** start DATA TO PROCESS **
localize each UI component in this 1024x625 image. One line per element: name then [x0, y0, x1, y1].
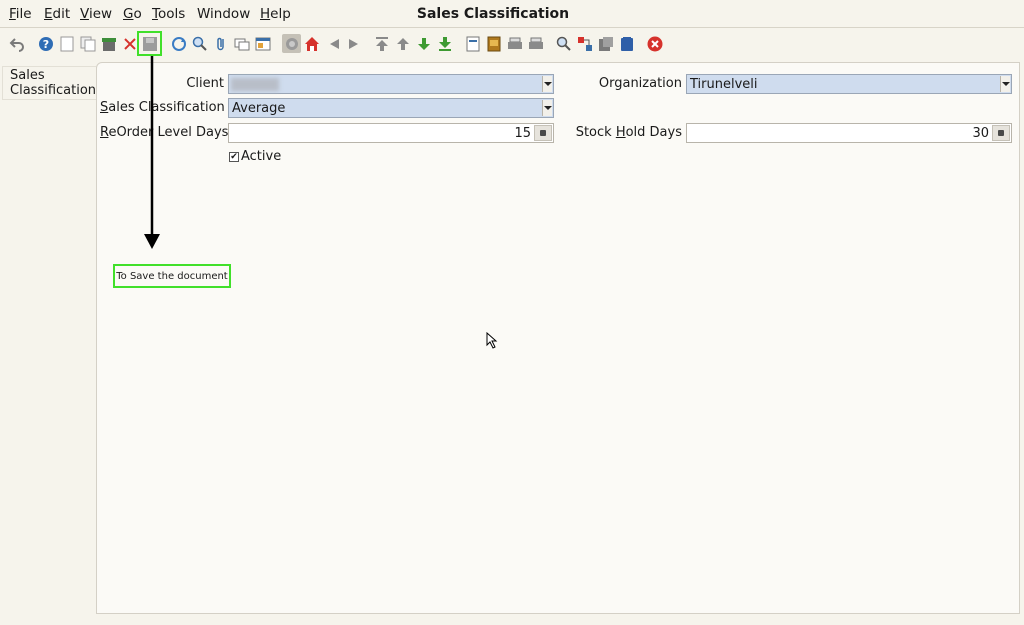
find-icon[interactable] — [191, 35, 208, 52]
grid-toggle-icon[interactable] — [254, 35, 271, 52]
client-value-redacted — [231, 78, 279, 91]
previous-record-icon[interactable] — [394, 35, 411, 52]
reorder-label-text: eOrder Level Days — [108, 125, 229, 140]
archive-icon[interactable] — [100, 35, 117, 52]
active-checkbox[interactable]: ✔ — [229, 152, 239, 162]
home-icon[interactable] — [303, 35, 320, 52]
reorder-level-days-field[interactable]: 15 — [228, 123, 554, 143]
sales-classification-value: Average — [232, 101, 286, 116]
stock-hold-days-field[interactable]: 30 — [686, 123, 1012, 143]
mouse-pointer-icon — [486, 332, 498, 349]
chat-icon[interactable] — [233, 35, 250, 52]
zoom-across-icon[interactable] — [555, 35, 572, 52]
organization-combo[interactable]: Tirunelveli — [686, 74, 1012, 94]
reorder-level-days-value: 15 — [514, 126, 531, 141]
menu-bar: File Edit View Go Tools Window Help Sale… — [0, 0, 1024, 28]
client-dropdown-icon[interactable] — [542, 76, 552, 92]
annotation-note: To Save the document — [113, 264, 231, 288]
archived-docs-icon[interactable] — [485, 35, 502, 52]
record-panel — [96, 62, 1020, 614]
stock-hold-calculator-icon[interactable] — [992, 125, 1010, 141]
print-preview-icon[interactable] — [506, 35, 523, 52]
first-record-icon[interactable] — [373, 35, 390, 52]
window-title: Sales Classification — [416, 6, 570, 22]
history-icon[interactable] — [282, 34, 301, 53]
annotation-arrow — [144, 56, 160, 249]
detail-record-icon[interactable] — [345, 35, 362, 52]
stock-hold-label-text: old Days — [625, 125, 682, 140]
print-icon[interactable] — [527, 35, 544, 52]
organization-label: Organization — [598, 76, 682, 91]
sales-classification-label-text: ales Classification — [108, 100, 225, 115]
workflow-icon[interactable] — [576, 35, 593, 52]
tab-label-line1: Sales — [10, 68, 45, 83]
sales-classification-combo[interactable]: Average — [228, 98, 554, 118]
reorder-calculator-icon[interactable] — [534, 125, 552, 141]
refresh-icon[interactable] — [170, 35, 187, 52]
tab-sales-classification[interactable]: Sales Classification — [2, 66, 96, 100]
parent-record-icon[interactable] — [325, 35, 342, 52]
save-icon[interactable] — [137, 31, 162, 56]
product-info-icon[interactable] — [597, 35, 614, 52]
next-record-icon[interactable] — [415, 35, 432, 52]
last-record-icon[interactable] — [436, 35, 453, 52]
stock-hold-days-label: Stock Hold Days — [560, 125, 682, 140]
organization-value: Tirunelveli — [690, 77, 758, 92]
request-icon[interactable] — [618, 35, 635, 52]
new-record-icon[interactable] — [58, 35, 75, 52]
organization-dropdown-icon[interactable] — [1000, 76, 1010, 92]
report-icon[interactable] — [464, 35, 481, 52]
attachment-icon[interactable] — [212, 35, 229, 52]
client-combo[interactable] — [228, 74, 554, 94]
stock-hold-mnemonic: H — [615, 125, 626, 140]
copy-record-icon[interactable] — [79, 35, 96, 52]
exit-icon[interactable] — [646, 35, 663, 52]
stock-hold-label-pre: Stock — [575, 125, 616, 140]
help-icon[interactable]: ? — [37, 35, 54, 52]
sales-classification-dropdown-icon[interactable] — [542, 100, 552, 116]
tab-label-line2: Classification — [10, 83, 97, 98]
delete-icon[interactable] — [121, 35, 138, 52]
undo-icon[interactable] — [8, 35, 25, 52]
stock-hold-days-value: 30 — [972, 126, 989, 141]
svg-text:?: ? — [42, 38, 48, 51]
active-label: Active — [241, 149, 282, 164]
** end DATA TO PROCESS **
* [DIRECTION]:
Return every line of the data above unchanged, leaving out the pictures.

* [ANSWER TO THIS PROBLEM]:
localize each UI component in this 1024x625 image. One line per element: name then [x0, y0, x1, y1].
find-icon[interactable] — [191, 35, 208, 52]
grid-toggle-icon[interactable] — [254, 35, 271, 52]
client-value-redacted — [231, 78, 279, 91]
previous-record-icon[interactable] — [394, 35, 411, 52]
reorder-label-text: eOrder Level Days — [108, 125, 229, 140]
archive-icon[interactable] — [100, 35, 117, 52]
active-checkbox[interactable]: ✔ — [229, 152, 239, 162]
home-icon[interactable] — [303, 35, 320, 52]
reorder-level-days-field[interactable]: 15 — [228, 123, 554, 143]
sales-classification-value: Average — [232, 101, 286, 116]
stock-hold-days-field[interactable]: 30 — [686, 123, 1012, 143]
mouse-pointer-icon — [486, 332, 498, 349]
chat-icon[interactable] — [233, 35, 250, 52]
zoom-across-icon[interactable] — [555, 35, 572, 52]
organization-combo[interactable]: Tirunelveli — [686, 74, 1012, 94]
reorder-level-days-value: 15 — [514, 126, 531, 141]
menu-bar: File Edit View Go Tools Window Help Sale… — [0, 0, 1024, 28]
client-dropdown-icon[interactable] — [542, 76, 552, 92]
annotation-note: To Save the document — [113, 264, 231, 288]
archived-docs-icon[interactable] — [485, 35, 502, 52]
record-panel — [96, 62, 1020, 614]
stock-hold-calculator-icon[interactable] — [992, 125, 1010, 141]
print-preview-icon[interactable] — [506, 35, 523, 52]
first-record-icon[interactable] — [373, 35, 390, 52]
window-title: Sales Classification — [416, 6, 570, 22]
history-icon[interactable] — [282, 34, 301, 53]
annotation-arrow — [144, 56, 160, 249]
detail-record-icon[interactable] — [345, 35, 362, 52]
stock-hold-label-text: old Days — [625, 125, 682, 140]
print-icon[interactable] — [527, 35, 544, 52]
organization-label: Organization — [598, 76, 682, 91]
sales-classification-label-text: ales Classification — [108, 100, 225, 115]
workflow-icon[interactable] — [576, 35, 593, 52]
tab-label-line1: Sales — [10, 68, 45, 83]
sales-classification-combo[interactable]: Average — [228, 98, 554, 118]
reorder-calculator-icon[interactable] — [534, 125, 552, 141]
refresh-icon[interactable] — [170, 35, 187, 52]
tab-sales-classification[interactable]: Sales Classification — [2, 66, 96, 100]
parent-record-icon[interactable] — [325, 35, 342, 52]
save-icon[interactable] — [137, 31, 162, 56]
product-info-icon[interactable] — [597, 35, 614, 52]
next-record-icon[interactable] — [415, 35, 432, 52]
last-record-icon[interactable] — [436, 35, 453, 52]
stock-hold-days-label: Stock Hold Days — [560, 125, 682, 140]
organization-value: Tirunelveli — [690, 77, 758, 92]
request-icon[interactable] — [618, 35, 635, 52]
new-record-icon[interactable] — [58, 35, 75, 52]
organization-dropdown-icon[interactable] — [1000, 76, 1010, 92]
report-icon[interactable] — [464, 35, 481, 52]
attachment-icon[interactable] — [212, 35, 229, 52]
client-combo[interactable] — [228, 74, 554, 94]
stock-hold-mnemonic: H — [615, 125, 626, 140]
copy-record-icon[interactable] — [79, 35, 96, 52]
exit-icon[interactable] — [646, 35, 663, 52]
stock-hold-label-pre: Stock — [575, 125, 616, 140]
help-icon[interactable]: ? — [37, 35, 54, 52]
sales-classification-dropdown-icon[interactable] — [542, 100, 552, 116]
tab-label-line2: Classification — [10, 83, 97, 98]
delete-icon[interactable] — [121, 35, 138, 52]
undo-icon[interactable] — [8, 35, 25, 52]
stock-hold-days-value: 30 — [972, 126, 989, 141]
svg-text:?: ? — [42, 38, 48, 51]
active-label: Active — [241, 149, 282, 164]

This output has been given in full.